● **Exercise requirements**:
Select, from the data, each line where "LENAULT" occurs.

● **Given records**:
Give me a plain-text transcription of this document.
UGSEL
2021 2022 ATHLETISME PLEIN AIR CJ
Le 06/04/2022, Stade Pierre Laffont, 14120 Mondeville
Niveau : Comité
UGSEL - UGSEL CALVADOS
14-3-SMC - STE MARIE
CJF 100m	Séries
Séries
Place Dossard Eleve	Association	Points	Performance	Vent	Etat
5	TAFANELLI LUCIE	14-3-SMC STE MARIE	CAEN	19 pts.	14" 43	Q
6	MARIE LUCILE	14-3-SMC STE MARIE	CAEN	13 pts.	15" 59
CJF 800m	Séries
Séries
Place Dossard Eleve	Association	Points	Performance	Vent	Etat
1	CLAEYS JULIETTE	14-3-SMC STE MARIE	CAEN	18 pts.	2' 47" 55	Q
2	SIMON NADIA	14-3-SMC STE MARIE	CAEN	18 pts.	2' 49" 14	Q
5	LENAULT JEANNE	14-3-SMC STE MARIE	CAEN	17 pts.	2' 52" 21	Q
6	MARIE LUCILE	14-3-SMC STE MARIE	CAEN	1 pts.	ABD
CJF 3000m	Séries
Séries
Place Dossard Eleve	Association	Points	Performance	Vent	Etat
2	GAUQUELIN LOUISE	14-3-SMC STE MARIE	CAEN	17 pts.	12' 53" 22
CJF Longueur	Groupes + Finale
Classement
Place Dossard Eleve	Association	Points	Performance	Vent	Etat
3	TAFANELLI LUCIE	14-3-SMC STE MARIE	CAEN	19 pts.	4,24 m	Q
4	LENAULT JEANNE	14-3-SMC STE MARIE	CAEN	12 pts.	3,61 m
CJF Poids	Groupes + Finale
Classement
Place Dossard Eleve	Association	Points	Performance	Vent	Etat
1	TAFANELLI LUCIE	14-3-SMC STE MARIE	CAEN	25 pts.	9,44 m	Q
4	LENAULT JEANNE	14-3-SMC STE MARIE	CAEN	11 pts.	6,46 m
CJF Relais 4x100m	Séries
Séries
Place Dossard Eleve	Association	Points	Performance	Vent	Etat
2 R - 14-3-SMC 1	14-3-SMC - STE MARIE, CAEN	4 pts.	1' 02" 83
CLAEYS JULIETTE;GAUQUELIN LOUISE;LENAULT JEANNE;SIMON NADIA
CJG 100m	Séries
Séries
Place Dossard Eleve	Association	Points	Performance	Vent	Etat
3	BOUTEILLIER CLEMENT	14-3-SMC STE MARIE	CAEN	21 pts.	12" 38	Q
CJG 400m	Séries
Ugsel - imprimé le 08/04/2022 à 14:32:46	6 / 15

● **The result**:
5	LENAULT JEANNE	14-3-SMC STE MARIE	CAEN	17 pts.	2' 52" 21	Q
4	LENAULT JEANNE	14-3-SMC STE MARIE	CAEN	12 pts.	3,61 m
4	LENAULT JEANNE	14-3-SMC STE MARIE	CAEN	11 pts.	6,46 m
CLAEYS JULIETTE;GAUQUELIN LOUISE;LENAULT JEANNE;SIMON NADIA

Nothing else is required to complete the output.